What you need to do:
Output all of the entries exactly as written.

Task data:
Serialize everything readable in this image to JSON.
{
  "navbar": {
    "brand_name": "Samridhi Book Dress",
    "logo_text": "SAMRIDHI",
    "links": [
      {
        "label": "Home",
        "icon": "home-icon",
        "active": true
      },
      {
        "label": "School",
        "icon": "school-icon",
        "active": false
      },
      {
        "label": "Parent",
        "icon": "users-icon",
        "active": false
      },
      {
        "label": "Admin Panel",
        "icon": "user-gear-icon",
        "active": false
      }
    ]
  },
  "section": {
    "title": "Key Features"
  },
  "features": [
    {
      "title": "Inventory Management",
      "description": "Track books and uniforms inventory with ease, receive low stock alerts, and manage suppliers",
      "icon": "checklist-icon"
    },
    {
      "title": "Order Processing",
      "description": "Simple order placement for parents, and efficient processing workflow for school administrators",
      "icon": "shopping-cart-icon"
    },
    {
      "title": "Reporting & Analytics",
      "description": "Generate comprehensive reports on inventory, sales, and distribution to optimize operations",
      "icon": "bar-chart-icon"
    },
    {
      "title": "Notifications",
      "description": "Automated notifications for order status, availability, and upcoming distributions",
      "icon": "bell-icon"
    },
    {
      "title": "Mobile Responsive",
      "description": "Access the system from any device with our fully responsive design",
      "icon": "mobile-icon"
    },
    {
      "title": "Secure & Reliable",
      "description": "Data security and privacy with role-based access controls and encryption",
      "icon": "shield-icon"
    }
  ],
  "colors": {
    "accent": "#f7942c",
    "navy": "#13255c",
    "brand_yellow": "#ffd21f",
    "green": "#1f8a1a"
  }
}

Solution for this exercise:
Serialize everything readable in this image to JSON.
{
  "navbar": {
    "brand_name": "Samridhi Book Dress",
    "logo_text": "SAMRIDHI",
    "links": [
      {
        "label": "Home",
        "icon": "home-icon",
        "active": true
      },
      {
        "label": "School",
        "icon": "school-icon",
        "active": false
      },
      {
        "label": "Parent",
        "icon": "users-icon",
        "active": false
      },
      {
        "label": "Admin Panel",
        "icon": "user-gear-icon",
        "active": false
      }
    ]
  },
  "section": {
    "title": "Key Features"
  },
  "features": [
    {
      "title": "Inventory Management",
      "description": "Track books and uniforms inventory with ease, receive low stock alerts, and manage suppliers",
      "icon": "checklist-icon"
    },
    {
      "title": "Order Processing",
      "description": "Simple order placement for parents, and efficient processing workflow for school administrators",
      "icon": "shopping-cart-icon"
    },
    {
      "title": "Reporting & Analytics",
      "description": "Generate comprehensive reports on inventory, sales, and distribution to optimize operations",
      "icon": "bar-chart-icon"
    },
    {
      "title": "Notifications",
      "description": "Automated notifications for order status, availability, and upcoming distributions",
      "icon": "bell-icon"
    },
    {
      "title": "Mobile Responsive",
      "description": "Access the system from any device with our fully responsive design",
      "icon": "mobile-icon"
    },
    {
      "title": "Secure & Reliable",
      "description": "Data security and privacy with role-based access controls and encryption",
      "icon": "shield-icon"
    }
  ],
  "colors": {
    "accent": "#f7942c",
    "navy": "#13255c",
    "brand_yellow": "#ffd21f",
    "green": "#1f8a1a"
  }
}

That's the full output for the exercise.